_Objective_. Identify every line containing the word "incumbents" and reproduce each one.

---- Available data

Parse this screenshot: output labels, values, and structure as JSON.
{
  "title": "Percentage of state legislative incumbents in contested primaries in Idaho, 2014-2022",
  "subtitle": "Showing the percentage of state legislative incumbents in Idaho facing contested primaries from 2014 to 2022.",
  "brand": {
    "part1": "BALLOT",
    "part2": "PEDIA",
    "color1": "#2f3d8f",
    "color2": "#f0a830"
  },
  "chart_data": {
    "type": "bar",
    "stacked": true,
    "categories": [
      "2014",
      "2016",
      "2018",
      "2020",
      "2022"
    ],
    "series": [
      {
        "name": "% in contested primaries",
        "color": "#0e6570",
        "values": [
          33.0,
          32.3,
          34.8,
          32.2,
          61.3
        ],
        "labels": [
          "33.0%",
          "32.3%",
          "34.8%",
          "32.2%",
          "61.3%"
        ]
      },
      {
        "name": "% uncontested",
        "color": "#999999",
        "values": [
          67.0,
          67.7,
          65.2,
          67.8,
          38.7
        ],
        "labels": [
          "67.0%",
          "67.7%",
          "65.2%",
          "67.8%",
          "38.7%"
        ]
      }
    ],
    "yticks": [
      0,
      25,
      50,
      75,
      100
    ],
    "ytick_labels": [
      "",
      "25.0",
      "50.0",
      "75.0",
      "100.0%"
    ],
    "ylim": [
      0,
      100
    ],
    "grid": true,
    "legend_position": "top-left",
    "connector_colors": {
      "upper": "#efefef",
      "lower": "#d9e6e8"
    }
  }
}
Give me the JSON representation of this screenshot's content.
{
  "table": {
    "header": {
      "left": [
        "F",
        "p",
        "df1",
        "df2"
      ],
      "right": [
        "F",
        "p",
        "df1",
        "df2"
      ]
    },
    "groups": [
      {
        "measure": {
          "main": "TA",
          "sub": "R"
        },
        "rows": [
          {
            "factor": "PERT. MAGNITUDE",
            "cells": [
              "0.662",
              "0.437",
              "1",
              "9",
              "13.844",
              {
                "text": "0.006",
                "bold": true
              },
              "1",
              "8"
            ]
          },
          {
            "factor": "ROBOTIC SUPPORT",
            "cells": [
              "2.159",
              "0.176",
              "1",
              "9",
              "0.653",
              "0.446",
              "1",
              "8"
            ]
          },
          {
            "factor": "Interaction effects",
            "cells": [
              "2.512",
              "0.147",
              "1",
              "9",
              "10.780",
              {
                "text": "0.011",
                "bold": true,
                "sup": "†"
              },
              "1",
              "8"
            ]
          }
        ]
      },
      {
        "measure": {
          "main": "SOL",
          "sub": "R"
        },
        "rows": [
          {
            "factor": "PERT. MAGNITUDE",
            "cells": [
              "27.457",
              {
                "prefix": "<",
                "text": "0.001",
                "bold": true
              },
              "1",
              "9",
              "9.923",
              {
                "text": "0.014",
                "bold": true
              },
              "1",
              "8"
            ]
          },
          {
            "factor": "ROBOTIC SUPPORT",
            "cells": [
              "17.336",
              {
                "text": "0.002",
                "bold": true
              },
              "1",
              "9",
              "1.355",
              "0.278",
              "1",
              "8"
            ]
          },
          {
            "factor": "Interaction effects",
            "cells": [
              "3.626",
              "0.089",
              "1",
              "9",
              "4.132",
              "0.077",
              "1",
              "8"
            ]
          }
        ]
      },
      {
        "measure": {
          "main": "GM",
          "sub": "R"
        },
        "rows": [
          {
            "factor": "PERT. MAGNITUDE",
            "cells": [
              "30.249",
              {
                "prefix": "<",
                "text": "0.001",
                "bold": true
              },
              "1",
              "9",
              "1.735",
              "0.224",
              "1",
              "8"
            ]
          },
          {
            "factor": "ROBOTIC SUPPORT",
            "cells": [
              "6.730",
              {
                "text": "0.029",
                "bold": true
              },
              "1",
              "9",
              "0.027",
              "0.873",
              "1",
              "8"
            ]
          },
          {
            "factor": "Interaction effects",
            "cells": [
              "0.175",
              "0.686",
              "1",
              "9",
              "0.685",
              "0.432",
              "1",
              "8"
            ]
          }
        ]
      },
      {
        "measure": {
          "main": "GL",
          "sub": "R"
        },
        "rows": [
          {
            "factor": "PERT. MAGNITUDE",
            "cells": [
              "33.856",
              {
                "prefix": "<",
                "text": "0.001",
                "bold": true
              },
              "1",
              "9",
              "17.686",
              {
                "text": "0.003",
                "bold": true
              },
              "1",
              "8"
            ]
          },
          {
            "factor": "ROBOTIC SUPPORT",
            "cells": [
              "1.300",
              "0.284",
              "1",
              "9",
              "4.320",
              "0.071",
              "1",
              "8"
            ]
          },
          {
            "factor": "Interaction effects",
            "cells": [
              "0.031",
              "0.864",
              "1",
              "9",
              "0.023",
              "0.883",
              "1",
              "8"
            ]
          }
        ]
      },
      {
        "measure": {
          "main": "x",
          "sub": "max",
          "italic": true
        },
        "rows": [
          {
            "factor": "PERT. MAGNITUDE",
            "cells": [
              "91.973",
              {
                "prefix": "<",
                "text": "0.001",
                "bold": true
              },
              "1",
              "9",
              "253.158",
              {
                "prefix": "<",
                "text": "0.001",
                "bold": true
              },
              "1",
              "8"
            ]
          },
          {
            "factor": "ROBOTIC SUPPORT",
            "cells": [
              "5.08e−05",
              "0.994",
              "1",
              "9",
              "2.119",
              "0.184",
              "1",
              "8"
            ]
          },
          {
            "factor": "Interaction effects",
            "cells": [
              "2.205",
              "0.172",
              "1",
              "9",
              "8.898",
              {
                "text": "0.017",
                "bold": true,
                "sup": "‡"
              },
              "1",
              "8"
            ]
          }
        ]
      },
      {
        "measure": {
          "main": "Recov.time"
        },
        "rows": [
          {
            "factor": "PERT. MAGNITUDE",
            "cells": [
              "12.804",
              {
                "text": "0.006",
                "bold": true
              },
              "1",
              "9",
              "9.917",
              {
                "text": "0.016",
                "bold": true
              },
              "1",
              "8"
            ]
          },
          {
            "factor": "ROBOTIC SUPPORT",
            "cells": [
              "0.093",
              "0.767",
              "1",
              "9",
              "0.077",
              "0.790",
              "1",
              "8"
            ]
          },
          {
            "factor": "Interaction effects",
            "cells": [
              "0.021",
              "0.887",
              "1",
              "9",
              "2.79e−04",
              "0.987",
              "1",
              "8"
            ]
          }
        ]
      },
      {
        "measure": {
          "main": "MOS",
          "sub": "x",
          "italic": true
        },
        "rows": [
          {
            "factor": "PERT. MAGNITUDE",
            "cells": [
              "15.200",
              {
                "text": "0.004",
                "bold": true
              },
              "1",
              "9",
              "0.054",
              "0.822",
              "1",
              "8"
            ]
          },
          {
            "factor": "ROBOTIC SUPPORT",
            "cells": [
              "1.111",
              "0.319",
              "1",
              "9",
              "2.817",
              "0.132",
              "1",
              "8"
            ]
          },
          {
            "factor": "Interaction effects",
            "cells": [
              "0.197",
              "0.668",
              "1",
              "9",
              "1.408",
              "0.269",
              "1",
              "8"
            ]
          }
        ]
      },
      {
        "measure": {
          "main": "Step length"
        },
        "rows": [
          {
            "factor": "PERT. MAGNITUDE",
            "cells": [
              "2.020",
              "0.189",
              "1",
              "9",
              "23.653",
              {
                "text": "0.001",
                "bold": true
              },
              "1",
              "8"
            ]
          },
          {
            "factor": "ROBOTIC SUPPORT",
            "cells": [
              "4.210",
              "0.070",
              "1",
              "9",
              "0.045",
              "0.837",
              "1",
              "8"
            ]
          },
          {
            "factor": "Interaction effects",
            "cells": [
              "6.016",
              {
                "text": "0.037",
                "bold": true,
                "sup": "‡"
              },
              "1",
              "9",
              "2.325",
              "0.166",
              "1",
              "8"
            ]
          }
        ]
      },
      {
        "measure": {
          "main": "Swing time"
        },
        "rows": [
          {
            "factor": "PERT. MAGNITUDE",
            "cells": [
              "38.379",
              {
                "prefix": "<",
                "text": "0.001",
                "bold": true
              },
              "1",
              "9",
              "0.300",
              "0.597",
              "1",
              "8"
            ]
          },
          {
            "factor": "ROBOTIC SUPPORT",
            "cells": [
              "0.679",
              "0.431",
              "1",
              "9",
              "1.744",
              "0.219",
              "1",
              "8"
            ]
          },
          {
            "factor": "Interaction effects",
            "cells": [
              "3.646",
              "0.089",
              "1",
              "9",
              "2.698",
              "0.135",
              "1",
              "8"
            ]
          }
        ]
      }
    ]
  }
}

--------

_Problem solution_.
  "title": "Percentage of state legislative incumbents in contested primaries in Idaho, 2014-2022",
  "subtitle": "Showing the percentage of state legislative incumbents in Idaho facing contested primaries from 2014 to 2022.",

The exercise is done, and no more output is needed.